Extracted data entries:
+---+
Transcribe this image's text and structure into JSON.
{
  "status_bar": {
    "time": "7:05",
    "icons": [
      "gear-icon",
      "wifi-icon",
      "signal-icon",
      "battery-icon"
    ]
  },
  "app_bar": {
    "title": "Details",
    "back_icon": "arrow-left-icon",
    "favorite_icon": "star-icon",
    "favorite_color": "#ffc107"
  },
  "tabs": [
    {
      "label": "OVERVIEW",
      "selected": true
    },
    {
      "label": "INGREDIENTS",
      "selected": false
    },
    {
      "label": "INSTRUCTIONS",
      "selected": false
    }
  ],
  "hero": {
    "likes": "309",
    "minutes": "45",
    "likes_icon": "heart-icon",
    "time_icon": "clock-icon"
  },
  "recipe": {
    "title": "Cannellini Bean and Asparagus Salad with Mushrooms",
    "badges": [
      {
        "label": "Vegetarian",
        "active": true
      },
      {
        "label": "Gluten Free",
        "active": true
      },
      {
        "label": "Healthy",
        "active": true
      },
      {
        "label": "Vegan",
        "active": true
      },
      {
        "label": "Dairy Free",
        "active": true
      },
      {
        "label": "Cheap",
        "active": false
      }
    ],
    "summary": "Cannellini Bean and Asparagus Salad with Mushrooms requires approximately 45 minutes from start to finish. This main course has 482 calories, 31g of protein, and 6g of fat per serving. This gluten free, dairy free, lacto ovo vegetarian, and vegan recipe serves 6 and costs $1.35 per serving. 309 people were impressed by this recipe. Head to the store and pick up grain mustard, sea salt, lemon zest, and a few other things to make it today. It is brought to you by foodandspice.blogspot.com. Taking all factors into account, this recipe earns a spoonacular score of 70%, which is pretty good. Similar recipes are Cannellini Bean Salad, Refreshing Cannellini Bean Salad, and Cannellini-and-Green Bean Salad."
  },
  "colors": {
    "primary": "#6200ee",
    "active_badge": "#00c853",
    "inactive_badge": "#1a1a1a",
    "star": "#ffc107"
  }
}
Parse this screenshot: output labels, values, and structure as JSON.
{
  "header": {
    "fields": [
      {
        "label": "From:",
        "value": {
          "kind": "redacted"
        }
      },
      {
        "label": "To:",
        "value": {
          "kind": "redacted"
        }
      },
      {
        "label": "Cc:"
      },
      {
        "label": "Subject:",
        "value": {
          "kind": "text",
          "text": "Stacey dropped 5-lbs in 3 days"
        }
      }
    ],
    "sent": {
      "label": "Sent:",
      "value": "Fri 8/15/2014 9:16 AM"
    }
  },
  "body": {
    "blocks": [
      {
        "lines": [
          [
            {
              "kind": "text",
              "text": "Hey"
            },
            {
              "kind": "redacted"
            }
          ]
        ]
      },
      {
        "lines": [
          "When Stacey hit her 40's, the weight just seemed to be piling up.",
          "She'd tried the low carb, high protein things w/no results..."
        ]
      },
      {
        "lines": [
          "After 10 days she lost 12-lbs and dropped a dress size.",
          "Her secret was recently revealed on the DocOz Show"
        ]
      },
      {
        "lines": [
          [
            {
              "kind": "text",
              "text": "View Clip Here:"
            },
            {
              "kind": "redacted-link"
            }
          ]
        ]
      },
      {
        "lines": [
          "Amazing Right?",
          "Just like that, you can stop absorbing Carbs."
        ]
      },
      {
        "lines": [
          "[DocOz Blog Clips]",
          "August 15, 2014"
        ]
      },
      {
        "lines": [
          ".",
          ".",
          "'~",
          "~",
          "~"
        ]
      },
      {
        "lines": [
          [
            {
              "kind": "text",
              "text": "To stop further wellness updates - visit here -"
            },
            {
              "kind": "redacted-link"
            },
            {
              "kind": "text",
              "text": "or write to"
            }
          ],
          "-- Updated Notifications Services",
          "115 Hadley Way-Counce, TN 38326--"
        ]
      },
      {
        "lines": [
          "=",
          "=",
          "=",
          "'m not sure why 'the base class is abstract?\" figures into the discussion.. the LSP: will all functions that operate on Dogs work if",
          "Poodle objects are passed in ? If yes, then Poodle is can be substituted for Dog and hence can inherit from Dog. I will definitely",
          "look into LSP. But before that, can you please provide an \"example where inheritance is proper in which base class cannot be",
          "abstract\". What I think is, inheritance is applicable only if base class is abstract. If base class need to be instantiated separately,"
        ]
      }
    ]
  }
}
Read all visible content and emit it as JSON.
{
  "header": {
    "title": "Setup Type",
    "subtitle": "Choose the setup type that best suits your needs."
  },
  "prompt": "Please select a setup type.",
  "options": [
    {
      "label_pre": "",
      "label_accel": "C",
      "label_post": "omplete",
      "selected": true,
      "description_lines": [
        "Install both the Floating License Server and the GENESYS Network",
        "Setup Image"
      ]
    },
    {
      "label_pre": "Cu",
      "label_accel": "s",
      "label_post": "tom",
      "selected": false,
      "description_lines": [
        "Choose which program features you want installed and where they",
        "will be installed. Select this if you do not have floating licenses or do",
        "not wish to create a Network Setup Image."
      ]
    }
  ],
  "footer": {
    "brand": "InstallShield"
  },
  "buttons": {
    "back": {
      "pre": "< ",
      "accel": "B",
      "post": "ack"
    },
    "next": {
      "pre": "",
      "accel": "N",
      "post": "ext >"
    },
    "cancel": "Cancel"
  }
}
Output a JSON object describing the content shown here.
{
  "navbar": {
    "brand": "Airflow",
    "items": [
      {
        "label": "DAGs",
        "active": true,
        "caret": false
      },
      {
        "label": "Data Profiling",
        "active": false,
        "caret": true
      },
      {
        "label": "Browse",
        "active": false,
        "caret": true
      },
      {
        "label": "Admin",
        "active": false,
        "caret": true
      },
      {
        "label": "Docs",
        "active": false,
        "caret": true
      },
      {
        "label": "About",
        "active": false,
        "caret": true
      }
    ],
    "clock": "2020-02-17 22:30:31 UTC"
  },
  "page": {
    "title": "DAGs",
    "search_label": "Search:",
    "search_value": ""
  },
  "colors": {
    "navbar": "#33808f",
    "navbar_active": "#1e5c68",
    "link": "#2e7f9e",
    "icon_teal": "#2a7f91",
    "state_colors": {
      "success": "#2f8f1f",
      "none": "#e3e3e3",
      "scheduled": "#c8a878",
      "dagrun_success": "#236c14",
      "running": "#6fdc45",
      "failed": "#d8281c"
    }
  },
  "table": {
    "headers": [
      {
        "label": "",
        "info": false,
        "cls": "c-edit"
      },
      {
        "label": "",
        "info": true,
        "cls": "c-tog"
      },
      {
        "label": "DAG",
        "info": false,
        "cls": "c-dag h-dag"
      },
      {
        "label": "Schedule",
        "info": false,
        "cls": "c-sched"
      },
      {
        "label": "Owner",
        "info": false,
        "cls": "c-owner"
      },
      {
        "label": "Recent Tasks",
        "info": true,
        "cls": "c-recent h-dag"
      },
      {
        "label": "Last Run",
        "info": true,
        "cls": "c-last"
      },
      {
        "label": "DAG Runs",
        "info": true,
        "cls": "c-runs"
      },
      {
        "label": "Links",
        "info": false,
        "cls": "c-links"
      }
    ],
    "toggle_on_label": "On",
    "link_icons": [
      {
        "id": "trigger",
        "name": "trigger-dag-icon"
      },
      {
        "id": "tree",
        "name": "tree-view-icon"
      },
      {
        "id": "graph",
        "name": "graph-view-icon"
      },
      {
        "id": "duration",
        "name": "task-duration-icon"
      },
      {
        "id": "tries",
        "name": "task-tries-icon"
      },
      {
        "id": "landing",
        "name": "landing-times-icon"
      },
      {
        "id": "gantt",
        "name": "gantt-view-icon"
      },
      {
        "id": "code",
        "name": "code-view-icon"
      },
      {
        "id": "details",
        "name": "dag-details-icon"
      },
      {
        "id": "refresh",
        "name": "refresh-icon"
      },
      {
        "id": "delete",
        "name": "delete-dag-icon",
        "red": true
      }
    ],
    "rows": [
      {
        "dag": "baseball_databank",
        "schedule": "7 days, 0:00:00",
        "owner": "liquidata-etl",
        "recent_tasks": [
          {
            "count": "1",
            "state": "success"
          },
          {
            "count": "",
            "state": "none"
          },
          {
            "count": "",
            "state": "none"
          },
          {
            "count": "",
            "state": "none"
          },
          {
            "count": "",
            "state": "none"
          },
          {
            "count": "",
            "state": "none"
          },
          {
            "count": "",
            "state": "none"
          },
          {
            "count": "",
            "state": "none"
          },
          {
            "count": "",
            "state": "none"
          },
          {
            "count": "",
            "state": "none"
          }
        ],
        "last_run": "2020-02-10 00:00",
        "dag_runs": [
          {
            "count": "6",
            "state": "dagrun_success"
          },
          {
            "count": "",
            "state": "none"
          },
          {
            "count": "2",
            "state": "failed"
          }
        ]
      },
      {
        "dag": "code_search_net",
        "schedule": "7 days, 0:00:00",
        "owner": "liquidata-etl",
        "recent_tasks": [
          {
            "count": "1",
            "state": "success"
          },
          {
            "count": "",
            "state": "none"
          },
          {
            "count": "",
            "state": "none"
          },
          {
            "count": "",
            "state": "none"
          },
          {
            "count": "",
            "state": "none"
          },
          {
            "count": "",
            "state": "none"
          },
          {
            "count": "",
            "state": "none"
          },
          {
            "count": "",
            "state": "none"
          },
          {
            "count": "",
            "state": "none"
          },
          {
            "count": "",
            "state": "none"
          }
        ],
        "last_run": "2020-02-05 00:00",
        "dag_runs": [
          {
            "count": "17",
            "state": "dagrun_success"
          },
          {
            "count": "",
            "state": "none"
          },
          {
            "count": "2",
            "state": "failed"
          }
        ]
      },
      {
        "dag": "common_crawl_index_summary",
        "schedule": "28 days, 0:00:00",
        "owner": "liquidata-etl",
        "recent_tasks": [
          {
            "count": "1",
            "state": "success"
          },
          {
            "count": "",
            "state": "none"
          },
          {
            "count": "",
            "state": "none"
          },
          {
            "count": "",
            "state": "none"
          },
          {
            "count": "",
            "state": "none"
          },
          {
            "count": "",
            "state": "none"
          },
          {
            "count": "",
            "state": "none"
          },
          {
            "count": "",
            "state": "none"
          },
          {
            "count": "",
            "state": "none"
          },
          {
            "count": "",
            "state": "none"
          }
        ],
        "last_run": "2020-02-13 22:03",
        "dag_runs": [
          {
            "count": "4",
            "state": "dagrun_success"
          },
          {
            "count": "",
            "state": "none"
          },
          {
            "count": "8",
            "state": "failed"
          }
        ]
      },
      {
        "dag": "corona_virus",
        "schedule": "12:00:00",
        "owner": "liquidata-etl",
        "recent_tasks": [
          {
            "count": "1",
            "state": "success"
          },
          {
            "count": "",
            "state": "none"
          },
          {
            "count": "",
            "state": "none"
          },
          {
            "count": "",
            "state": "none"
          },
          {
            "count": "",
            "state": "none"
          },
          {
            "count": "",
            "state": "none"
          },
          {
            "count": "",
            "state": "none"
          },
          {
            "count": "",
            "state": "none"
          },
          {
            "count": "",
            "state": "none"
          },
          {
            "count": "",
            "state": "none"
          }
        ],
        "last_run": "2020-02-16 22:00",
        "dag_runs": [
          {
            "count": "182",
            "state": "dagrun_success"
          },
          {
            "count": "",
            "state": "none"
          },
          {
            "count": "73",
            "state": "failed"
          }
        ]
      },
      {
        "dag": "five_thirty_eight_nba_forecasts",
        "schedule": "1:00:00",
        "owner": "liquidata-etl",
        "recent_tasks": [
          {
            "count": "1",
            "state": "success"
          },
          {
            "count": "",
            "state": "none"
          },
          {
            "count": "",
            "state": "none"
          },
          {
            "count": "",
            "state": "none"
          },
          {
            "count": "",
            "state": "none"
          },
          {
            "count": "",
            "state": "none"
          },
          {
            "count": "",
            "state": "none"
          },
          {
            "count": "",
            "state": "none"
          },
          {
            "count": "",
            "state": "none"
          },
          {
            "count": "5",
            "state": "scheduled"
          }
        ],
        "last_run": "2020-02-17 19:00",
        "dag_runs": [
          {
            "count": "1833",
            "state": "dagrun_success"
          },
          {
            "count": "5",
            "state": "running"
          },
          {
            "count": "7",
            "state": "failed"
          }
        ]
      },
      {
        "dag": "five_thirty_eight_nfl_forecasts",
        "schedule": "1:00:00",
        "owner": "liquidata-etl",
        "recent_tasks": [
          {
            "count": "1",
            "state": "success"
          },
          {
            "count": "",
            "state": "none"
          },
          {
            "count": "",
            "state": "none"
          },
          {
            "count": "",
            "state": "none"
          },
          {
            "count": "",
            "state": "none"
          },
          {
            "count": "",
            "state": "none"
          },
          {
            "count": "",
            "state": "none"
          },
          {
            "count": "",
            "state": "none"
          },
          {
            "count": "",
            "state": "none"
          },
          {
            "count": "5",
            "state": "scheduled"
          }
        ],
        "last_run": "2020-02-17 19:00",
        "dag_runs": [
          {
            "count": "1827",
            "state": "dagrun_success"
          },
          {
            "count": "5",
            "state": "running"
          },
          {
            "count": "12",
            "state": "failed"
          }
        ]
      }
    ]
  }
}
+---+
__Work required__
Considering only the data above, return the lines in which "text" occurs.

__Solution to this exercise__
Transcribe this image's text and structure into JSON.
          "kind": "text",
          "text": "Stacey dropped 5-lbs in 3 days"
              "kind": "text",
              "text": "Hey"
              "kind": "text",
              "text": "View Clip Here:"
              "kind": "text",
              "text": "To stop further wellness updates - visit here -"
              "kind": "text",
              "text": "or write to"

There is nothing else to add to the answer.